* Stated task *
Which lines have the string "used"? Copy all of them from the entries below.

* Data for this exercise *

------------------------------------------------------------------------

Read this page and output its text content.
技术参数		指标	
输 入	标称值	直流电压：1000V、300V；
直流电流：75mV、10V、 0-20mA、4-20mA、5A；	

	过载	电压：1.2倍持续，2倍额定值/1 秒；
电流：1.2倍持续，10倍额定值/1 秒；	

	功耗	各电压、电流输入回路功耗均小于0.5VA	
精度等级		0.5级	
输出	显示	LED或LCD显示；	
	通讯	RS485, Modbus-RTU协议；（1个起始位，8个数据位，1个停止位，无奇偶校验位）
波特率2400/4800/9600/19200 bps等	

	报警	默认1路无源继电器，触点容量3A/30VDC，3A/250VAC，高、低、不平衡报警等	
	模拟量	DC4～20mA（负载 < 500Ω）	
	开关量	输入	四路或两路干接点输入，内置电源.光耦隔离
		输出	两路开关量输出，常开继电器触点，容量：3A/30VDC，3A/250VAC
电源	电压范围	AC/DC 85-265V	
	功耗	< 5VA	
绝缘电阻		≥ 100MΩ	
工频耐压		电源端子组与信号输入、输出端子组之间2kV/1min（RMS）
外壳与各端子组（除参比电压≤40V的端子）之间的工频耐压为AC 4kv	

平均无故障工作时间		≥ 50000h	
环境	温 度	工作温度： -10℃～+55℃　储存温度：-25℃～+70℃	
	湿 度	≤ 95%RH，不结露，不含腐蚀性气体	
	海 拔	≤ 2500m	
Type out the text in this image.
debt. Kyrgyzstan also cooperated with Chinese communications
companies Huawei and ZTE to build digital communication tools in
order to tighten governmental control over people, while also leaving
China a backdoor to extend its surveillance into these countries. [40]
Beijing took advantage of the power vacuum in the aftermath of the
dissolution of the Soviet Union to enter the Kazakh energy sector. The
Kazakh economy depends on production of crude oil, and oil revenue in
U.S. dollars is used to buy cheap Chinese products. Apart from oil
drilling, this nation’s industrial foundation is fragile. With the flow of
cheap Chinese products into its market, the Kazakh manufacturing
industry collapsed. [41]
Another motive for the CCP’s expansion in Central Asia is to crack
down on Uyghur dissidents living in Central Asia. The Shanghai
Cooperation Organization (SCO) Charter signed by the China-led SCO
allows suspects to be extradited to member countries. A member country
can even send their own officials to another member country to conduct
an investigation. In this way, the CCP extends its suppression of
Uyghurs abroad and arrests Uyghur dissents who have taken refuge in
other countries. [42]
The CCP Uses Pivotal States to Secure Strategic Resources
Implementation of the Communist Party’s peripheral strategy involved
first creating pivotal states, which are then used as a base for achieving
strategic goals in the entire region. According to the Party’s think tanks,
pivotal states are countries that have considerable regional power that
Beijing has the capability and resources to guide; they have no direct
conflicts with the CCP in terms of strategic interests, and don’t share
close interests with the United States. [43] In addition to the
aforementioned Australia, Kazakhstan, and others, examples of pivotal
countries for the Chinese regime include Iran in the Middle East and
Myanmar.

------------------------------------------------------------------------

* The response *
U.S. dollars is used to buy cheap Chinese products. Apart from oil
first creating pivotal states, which are then used as a base for achieving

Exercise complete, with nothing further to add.